:: Written instruction 1 ::
Echo the listing's lines, starting at its first line and ending at the line that contains "volume-bar — [320, 505, 330, 530]". Include both of those lines.

:: Passage shown ::
[start]

As much of Robert’s approach to life during wartime was shaped by his family interactions, including his decision to enlist, Findley apparently supports the idea that destiny plays as large a role as free will. The central fact of Robert’s pre-war life was the prenatal condition that led to his sister’s disability. Although his parents had to concentrate on caring for Rowena, Robert became deeply devoted to his sister, rather than resenting the relative lack of attention he received. Not only Rowena’s death but their mother’s reaction to it impelled him to join up. The abstract concept of “war” and the teenager’s vague notion of duty were inadequate, Findley clearly conveys, to help get him through the experience unscathed. The very qualities that made him a devoted brother made him a good comrade, but were rejected by many other soldiers—even those on his own side. Ironically, it is not combat but Robert’s continued endorsement of worthy ends, primarily to rescue the horses, that led to his disabling injury.

[end]

:: Information shown ::

[start]

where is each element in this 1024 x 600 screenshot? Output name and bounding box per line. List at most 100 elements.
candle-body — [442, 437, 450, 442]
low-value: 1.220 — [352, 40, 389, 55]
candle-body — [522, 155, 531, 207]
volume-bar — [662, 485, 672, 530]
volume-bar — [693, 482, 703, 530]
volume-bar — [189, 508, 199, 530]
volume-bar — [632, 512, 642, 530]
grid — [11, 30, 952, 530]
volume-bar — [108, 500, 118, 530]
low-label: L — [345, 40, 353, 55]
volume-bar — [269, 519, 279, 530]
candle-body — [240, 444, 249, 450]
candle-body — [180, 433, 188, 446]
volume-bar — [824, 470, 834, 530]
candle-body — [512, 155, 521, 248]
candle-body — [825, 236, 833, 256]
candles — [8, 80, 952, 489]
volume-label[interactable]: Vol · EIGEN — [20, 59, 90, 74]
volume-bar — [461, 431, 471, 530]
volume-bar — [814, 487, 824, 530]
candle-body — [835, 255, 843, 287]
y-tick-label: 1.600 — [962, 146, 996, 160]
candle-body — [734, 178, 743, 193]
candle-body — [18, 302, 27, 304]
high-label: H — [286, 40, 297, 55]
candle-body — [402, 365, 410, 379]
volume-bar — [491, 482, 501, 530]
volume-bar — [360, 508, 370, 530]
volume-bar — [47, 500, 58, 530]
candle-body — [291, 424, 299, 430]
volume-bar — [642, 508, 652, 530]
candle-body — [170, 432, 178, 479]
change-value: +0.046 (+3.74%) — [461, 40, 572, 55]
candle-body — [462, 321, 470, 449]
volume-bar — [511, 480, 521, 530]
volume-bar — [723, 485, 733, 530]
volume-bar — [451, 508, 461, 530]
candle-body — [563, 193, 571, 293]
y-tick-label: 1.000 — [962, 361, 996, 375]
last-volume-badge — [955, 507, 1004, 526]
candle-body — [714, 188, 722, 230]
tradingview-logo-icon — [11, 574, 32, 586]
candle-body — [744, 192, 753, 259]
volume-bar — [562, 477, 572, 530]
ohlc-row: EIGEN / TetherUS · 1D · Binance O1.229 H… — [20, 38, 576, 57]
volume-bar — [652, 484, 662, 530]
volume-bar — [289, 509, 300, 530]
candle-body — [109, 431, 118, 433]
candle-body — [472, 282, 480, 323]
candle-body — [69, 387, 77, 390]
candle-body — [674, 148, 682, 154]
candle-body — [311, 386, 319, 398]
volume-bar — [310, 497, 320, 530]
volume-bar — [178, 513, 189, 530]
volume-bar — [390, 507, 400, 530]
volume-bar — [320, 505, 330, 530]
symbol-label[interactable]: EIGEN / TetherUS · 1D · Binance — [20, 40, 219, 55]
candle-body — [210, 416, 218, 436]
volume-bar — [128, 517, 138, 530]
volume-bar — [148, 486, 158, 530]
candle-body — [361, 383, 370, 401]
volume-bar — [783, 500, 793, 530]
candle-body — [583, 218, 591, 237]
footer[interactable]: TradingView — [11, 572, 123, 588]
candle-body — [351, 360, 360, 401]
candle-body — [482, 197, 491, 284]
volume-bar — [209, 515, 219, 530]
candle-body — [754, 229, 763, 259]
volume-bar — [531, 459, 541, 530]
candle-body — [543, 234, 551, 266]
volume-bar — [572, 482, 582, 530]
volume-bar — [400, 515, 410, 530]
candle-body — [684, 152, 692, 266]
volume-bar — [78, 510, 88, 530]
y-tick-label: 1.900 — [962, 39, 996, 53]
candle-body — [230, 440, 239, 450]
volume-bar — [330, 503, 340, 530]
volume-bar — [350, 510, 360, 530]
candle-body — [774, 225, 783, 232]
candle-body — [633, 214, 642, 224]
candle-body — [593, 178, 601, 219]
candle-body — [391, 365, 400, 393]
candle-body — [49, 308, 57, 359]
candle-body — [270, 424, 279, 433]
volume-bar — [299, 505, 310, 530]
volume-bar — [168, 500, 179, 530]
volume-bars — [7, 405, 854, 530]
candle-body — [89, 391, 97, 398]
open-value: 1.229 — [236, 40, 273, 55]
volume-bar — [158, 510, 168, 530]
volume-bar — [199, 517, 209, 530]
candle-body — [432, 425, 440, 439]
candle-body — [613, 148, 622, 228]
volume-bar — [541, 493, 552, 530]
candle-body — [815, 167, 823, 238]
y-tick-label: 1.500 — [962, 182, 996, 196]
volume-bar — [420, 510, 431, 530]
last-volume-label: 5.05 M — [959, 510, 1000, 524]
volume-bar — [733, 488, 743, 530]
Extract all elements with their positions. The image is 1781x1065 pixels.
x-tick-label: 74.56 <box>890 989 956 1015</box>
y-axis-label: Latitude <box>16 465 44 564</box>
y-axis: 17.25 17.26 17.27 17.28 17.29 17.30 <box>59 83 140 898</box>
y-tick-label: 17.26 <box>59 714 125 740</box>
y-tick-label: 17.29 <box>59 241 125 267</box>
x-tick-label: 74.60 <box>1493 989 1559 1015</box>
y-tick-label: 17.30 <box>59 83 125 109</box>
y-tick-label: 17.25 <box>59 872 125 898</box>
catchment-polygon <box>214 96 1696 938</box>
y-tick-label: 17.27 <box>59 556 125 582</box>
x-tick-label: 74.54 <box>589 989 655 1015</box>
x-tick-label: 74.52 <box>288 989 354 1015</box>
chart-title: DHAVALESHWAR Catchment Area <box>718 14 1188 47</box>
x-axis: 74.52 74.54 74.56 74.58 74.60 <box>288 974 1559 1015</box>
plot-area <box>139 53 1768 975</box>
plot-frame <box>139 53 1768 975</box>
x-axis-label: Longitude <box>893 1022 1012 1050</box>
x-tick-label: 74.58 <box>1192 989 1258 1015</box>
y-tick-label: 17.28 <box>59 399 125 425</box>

[end]

:: Written instruction 2 ::
Duplicate the whole passage about Robert's family and his wartime choices, word for word.

:: Task output 1 ::
where is each element in this 1024 x 600 screenshot? Output name and bounding box per line. List at most 100 elements.
candle-body — [442, 437, 450, 442]
low-value: 1.220 — [352, 40, 389, 55]
candle-body — [522, 155, 531, 207]
volume-bar — [662, 485, 672, 530]
volume-bar — [693, 482, 703, 530]
volume-bar — [189, 508, 199, 530]
volume-bar — [632, 512, 642, 530]
grid — [11, 30, 952, 530]
volume-bar — [108, 500, 118, 530]
low-label: L — [345, 40, 353, 55]
volume-bar — [269, 519, 279, 530]
candle-body — [240, 444, 249, 450]
candle-body — [180, 433, 188, 446]
volume-bar — [824, 470, 834, 530]
candle-body — [512, 155, 521, 248]
candle-body — [825, 236, 833, 256]
candles — [8, 80, 952, 489]
volume-label[interactable]: Vol · EIGEN — [20, 59, 90, 74]
volume-bar — [461, 431, 471, 530]
volume-bar — [814, 487, 824, 530]
candle-body — [835, 255, 843, 287]
y-tick-label: 1.600 — [962, 146, 996, 160]
candle-body — [734, 178, 743, 193]
candle-body — [18, 302, 27, 304]
high-label: H — [286, 40, 297, 55]
candle-body — [402, 365, 410, 379]
volume-bar — [491, 482, 501, 530]
volume-bar — [360, 508, 370, 530]
volume-bar — [47, 500, 58, 530]
candle-body — [291, 424, 299, 430]
volume-bar — [642, 508, 652, 530]
candle-body — [170, 432, 178, 479]
change-value: +0.046 (+3.74%) — [461, 40, 572, 55]
candle-body — [462, 321, 470, 449]
volume-bar — [511, 480, 521, 530]
volume-bar — [723, 485, 733, 530]
volume-bar — [451, 508, 461, 530]
candle-body — [563, 193, 571, 293]
y-tick-label: 1.000 — [962, 361, 996, 375]
last-volume-badge — [955, 507, 1004, 526]
candle-body — [714, 188, 722, 230]
tradingview-logo-icon — [11, 574, 32, 586]
candle-body — [744, 192, 753, 259]
volume-bar — [562, 477, 572, 530]
ohlc-row: EIGEN / TetherUS · 1D · Binance O1.229 H… — [20, 38, 576, 57]
volume-bar — [652, 484, 662, 530]
volume-bar — [289, 509, 300, 530]
candle-body — [109, 431, 118, 433]
candle-body — [472, 282, 480, 323]
candle-body — [69, 387, 77, 390]
candle-body — [674, 148, 682, 154]
candle-body — [311, 386, 319, 398]
volume-bar — [310, 497, 320, 530]
volume-bar — [178, 513, 189, 530]
volume-bar — [390, 507, 400, 530]
volume-bar — [320, 505, 330, 530]

:: Task output 2 ::
As much of Robert’s approach to life during wartime was shaped by his family interactions, including his decision to enlist, Findley apparently supports the idea that destiny plays as large a role as free will. The central fact of Robert’s pre-war life was the prenatal condition that led to his sister’s disability. Although his parents had to concentrate on caring for Rowena, Robert became deeply devoted to his sister, rather than resenting the relative lack of attention he received. Not only Rowena’s death but their mother’s reaction to it impelled him to join up. The abstract concept of “war” and the teenager’s vague notion of duty were inadequate, Findley clearly conveys, to help get him through the experience unscathed. The very qualities that made him a devoted brother made him a good comrade, but were rejected by many other soldiers—even those on his own side. Ironically, it is not combat but Robert’s continued endorsement of worthy ends, primarily to rescue the horses, that led to his disabling injury.